**THE PROBLEM:** Below are records; extract exactly the lines from the one containing "Give me a plain-text" through the last, both included, and keep the pictures out.

**DATASET CONTENT:**
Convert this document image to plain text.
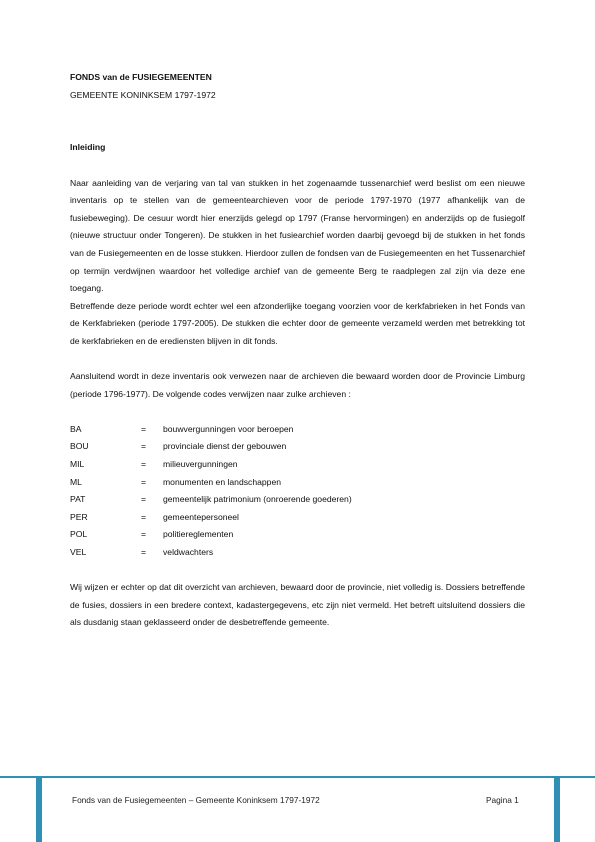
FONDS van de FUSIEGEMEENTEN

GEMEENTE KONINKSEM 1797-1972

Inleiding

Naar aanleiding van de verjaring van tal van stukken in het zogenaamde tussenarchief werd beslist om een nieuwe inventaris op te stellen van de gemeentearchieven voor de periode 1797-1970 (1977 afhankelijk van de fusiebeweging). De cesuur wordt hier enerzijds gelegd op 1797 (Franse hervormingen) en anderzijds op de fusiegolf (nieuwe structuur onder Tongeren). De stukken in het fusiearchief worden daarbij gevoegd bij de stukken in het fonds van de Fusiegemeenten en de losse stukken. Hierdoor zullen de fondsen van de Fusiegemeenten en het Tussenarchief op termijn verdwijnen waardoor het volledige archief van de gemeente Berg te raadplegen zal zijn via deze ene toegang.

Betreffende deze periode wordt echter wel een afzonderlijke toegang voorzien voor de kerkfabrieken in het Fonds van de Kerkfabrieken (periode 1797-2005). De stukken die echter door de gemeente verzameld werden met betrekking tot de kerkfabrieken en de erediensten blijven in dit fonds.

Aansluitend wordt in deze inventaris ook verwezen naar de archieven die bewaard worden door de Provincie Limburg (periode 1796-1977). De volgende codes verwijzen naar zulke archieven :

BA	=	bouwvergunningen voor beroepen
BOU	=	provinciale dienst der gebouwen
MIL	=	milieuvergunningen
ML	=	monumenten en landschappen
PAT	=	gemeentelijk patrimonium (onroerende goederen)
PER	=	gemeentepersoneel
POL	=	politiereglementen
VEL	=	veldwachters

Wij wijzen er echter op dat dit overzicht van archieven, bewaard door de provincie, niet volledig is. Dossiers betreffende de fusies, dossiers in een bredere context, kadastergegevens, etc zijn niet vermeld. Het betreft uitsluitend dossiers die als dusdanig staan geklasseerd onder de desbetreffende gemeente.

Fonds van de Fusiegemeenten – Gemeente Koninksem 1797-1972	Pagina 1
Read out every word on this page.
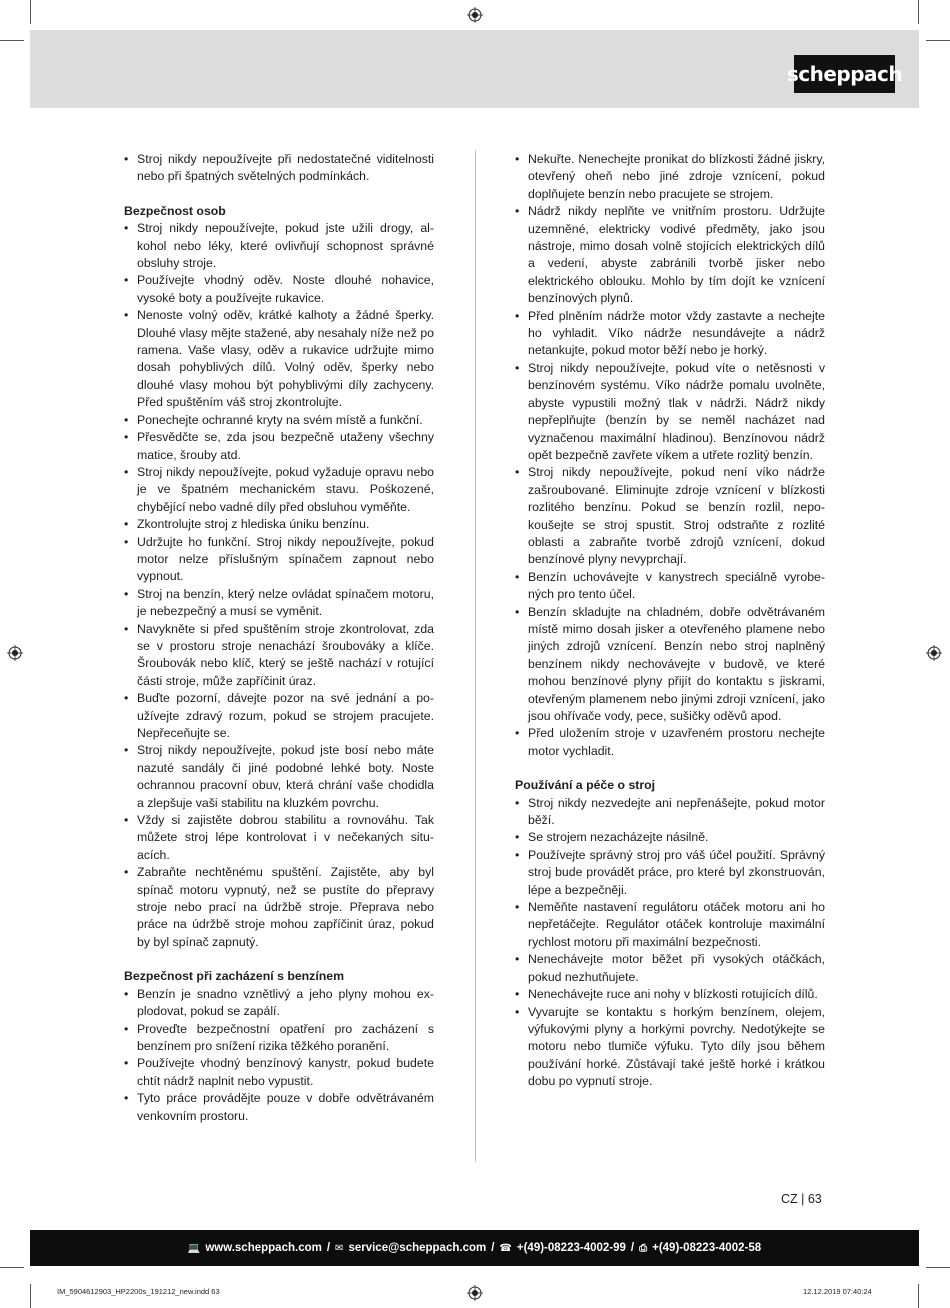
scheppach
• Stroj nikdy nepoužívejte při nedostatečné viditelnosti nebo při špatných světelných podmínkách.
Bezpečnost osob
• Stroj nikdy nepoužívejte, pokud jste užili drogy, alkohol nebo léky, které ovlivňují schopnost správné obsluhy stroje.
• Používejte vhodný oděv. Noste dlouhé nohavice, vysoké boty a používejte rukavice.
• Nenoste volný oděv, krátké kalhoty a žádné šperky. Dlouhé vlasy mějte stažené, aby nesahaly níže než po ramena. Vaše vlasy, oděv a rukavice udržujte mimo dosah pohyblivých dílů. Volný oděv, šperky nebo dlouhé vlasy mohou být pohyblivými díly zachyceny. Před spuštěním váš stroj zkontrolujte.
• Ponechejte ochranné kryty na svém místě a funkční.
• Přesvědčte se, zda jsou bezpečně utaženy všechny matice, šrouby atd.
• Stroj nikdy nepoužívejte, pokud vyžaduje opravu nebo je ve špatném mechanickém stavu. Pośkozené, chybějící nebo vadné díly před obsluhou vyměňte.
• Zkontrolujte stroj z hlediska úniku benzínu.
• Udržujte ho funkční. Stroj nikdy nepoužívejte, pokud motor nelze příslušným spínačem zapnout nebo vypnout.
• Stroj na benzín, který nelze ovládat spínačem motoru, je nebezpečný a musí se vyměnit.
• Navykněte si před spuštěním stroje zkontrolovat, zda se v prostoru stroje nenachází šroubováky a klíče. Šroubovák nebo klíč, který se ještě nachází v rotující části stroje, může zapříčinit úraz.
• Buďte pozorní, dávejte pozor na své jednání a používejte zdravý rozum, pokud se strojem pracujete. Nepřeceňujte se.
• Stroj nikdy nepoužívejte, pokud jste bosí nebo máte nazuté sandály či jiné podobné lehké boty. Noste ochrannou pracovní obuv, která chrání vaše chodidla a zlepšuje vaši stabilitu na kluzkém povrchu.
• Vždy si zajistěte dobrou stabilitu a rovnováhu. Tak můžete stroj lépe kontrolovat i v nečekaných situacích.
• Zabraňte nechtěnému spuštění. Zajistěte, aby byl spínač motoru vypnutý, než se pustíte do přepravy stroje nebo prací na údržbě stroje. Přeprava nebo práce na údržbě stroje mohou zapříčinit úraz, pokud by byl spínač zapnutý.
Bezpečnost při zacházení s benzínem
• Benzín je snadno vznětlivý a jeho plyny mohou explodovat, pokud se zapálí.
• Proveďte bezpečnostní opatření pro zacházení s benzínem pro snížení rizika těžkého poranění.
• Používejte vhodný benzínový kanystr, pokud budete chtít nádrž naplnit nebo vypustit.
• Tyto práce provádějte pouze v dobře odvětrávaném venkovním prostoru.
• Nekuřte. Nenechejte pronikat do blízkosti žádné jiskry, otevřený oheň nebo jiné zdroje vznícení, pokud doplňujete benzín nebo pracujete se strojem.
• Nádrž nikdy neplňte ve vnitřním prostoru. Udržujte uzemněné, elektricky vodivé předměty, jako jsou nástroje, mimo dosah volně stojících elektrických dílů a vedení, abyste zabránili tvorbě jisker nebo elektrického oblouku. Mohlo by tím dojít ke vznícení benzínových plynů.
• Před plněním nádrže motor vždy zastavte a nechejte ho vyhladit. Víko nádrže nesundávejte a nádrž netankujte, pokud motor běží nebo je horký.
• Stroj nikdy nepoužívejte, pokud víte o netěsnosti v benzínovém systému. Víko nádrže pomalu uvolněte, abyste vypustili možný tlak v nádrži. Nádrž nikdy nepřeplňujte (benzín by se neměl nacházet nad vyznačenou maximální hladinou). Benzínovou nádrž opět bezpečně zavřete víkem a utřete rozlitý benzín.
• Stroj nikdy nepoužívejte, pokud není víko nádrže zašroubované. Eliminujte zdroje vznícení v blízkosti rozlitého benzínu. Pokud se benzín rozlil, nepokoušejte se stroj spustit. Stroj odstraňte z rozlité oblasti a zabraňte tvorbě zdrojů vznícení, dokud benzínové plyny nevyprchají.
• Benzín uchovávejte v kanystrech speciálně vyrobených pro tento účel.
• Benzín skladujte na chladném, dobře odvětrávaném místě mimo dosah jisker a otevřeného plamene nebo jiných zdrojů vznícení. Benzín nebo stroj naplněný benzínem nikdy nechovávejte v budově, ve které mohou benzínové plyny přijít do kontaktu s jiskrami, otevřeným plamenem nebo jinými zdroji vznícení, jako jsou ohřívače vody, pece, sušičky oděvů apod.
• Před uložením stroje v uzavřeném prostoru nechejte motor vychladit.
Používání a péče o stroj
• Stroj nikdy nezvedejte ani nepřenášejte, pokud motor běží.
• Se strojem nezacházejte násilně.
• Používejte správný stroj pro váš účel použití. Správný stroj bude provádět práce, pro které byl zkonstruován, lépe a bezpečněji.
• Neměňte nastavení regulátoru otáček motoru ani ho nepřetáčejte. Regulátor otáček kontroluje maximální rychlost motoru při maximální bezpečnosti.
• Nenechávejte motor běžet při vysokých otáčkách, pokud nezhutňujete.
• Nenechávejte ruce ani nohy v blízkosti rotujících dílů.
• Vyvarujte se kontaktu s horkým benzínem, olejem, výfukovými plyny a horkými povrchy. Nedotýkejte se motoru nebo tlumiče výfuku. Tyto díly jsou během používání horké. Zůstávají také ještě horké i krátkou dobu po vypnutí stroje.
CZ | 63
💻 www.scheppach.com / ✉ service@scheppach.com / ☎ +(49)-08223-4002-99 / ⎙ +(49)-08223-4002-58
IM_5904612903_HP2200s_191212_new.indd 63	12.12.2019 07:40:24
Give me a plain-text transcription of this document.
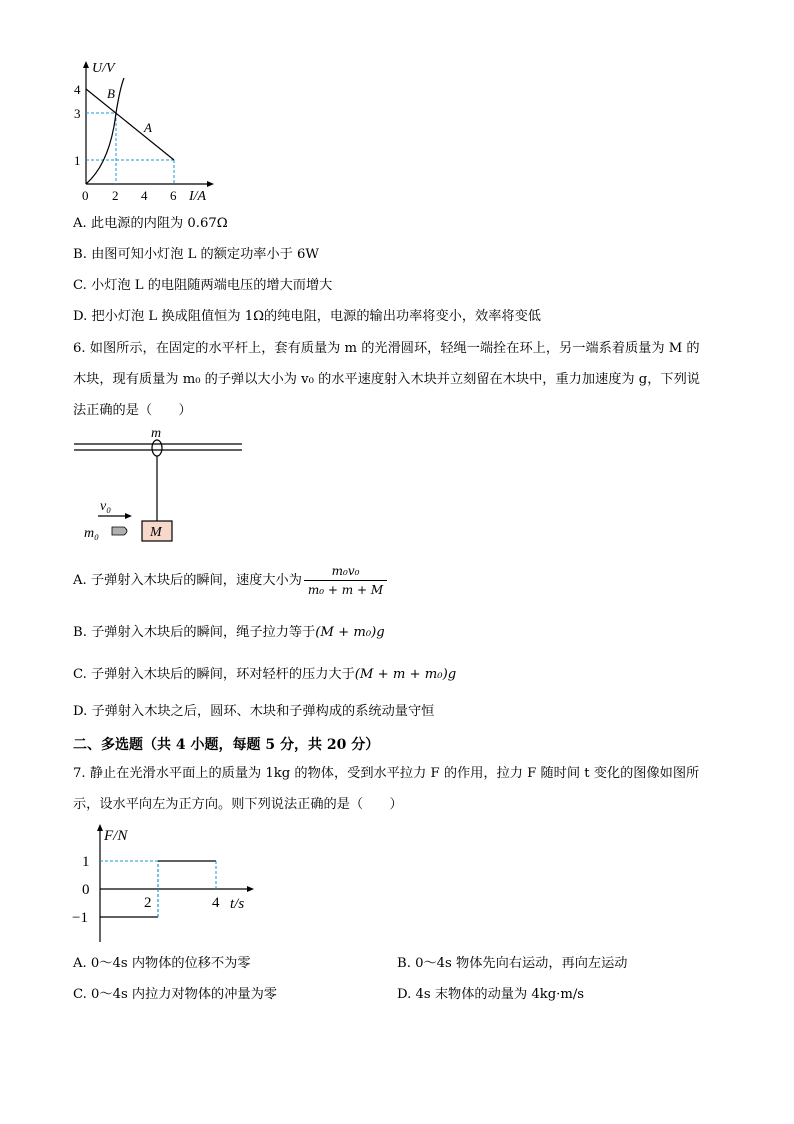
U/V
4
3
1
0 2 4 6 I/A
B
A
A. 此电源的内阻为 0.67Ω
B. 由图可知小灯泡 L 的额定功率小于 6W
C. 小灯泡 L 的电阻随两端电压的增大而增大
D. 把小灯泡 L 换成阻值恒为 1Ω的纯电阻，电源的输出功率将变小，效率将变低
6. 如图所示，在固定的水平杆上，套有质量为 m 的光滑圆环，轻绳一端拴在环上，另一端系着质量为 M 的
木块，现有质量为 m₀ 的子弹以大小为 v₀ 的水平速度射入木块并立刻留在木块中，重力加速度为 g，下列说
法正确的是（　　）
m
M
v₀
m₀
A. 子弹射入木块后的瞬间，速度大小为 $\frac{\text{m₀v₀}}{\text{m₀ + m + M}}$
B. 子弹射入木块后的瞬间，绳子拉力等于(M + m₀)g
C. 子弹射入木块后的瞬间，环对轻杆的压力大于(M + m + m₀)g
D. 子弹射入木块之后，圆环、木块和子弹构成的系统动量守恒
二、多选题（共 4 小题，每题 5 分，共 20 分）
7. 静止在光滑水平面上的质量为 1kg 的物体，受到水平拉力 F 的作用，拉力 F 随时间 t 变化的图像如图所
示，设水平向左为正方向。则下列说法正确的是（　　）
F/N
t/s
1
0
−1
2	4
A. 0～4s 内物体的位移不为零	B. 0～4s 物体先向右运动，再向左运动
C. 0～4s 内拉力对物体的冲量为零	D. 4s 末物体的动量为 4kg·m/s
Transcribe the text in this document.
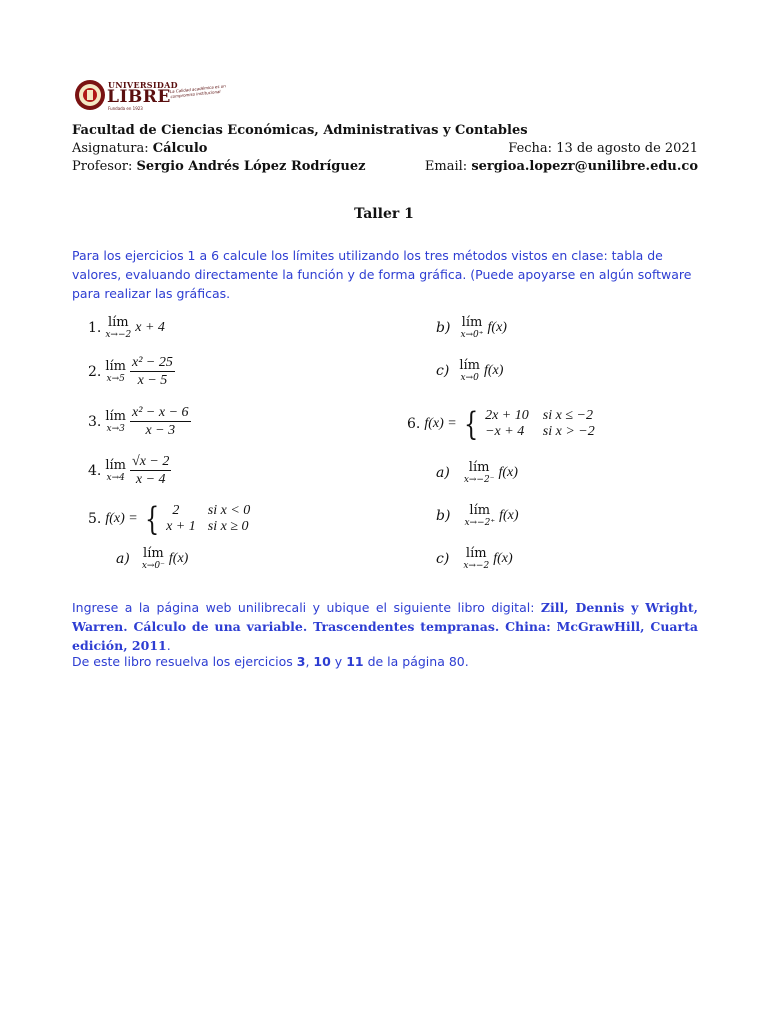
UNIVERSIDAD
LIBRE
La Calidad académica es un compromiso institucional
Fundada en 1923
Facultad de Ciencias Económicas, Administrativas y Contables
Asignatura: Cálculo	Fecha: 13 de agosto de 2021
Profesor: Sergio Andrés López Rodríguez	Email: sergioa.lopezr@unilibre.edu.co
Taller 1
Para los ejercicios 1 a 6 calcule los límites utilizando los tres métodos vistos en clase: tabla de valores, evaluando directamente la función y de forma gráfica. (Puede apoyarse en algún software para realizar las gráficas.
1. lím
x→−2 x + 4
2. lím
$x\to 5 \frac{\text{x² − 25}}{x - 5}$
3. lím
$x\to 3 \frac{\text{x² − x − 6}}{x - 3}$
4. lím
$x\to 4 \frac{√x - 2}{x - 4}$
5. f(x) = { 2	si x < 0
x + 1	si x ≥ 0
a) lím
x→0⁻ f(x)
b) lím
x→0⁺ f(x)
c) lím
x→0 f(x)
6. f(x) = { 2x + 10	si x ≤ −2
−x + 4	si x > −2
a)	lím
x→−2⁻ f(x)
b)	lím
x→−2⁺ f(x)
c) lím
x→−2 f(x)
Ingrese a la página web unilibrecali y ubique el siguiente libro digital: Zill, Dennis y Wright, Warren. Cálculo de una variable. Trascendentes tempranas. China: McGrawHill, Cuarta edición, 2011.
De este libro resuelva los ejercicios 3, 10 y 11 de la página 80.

**WRITTEN ANSWER:**
Give me a plain-text transcription of this document.
U/V
4
3
1
0 2 4 6 I/A
B
A
A. 此电源的内阻为 0.67Ω
B. 由图可知小灯泡 L 的额定功率小于 6W
C. 小灯泡 L 的电阻随两端电压的增大而增大
D. 把小灯泡 L 换成阻值恒为 1Ω的纯电阻，电源的输出功率将变小，效率将变低
6. 如图所示，在固定的水平杆上，套有质量为 m 的光滑圆环，轻绳一端拴在环上，另一端系着质量为 M 的
木块，现有质量为 m₀ 的子弹以大小为 v₀ 的水平速度射入木块并立刻留在木块中，重力加速度为 g，下列说
法正确的是（　　）
m
M
v₀
m₀
A. 子弹射入木块后的瞬间，速度大小为 $\frac{\text{m₀v₀}}{\text{m₀ + m + M}}$
B. 子弹射入木块后的瞬间，绳子拉力等于(M + m₀)g
C. 子弹射入木块后的瞬间，环对轻杆的压力大于(M + m + m₀)g
D. 子弹射入木块之后，圆环、木块和子弹构成的系统动量守恒
二、多选题（共 4 小题，每题 5 分，共 20 分）
7. 静止在光滑水平面上的质量为 1kg 的物体，受到水平拉力 F 的作用，拉力 F 随时间 t 变化的图像如图所
示，设水平向左为正方向。则下列说法正确的是（　　）
F/N
t/s
1
0
−1
2	4
A. 0～4s 内物体的位移不为零	B. 0～4s 物体先向右运动，再向左运动
C. 0～4s 内拉力对物体的冲量为零	D. 4s 末物体的动量为 4kg·m/s
Transcribe the text in this document.
UNIVERSIDAD
LIBRE
La Calidad académica es un compromiso institucional
Fundada en 1923
Facultad de Ciencias Económicas, Administrativas y Contables
Asignatura: Cálculo	Fecha: 13 de agosto de 2021
Profesor: Sergio Andrés López Rodríguez	Email: sergioa.lopezr@unilibre.edu.co
Taller 1
Para los ejercicios 1 a 6 calcule los límites utilizando los tres métodos vistos en clase: tabla de valores, evaluando directamente la función y de forma gráfica. (Puede apoyarse en algún software para realizar las gráficas.
1. lím
x→−2 x + 4
2. lím
$x\to 5 \frac{\text{x² − 25}}{x - 5}$
3. lím
$x\to 3 \frac{\text{x² − x − 6}}{x - 3}$
4. lím
$x\to 4 \frac{√x - 2}{x - 4}$
5. f(x) = { 2	si x < 0
x + 1	si x ≥ 0
a) lím
x→0⁻ f(x)
b) lím
x→0⁺ f(x)
c) lím
x→0 f(x)
6. f(x) = { 2x + 10	si x ≤ −2
−x + 4	si x > −2
a)	lím
x→−2⁻ f(x)
b)	lím
x→−2⁺ f(x)
c) lím
x→−2 f(x)
Ingrese a la página web unilibrecali y ubique el siguiente libro digital: Zill, Dennis y Wright, Warren. Cálculo de una variable. Trascendentes tempranas. China: McGrawHill, Cuarta edición, 2011.
De este libro resuelva los ejercicios 3, 10 y 11 de la página 80.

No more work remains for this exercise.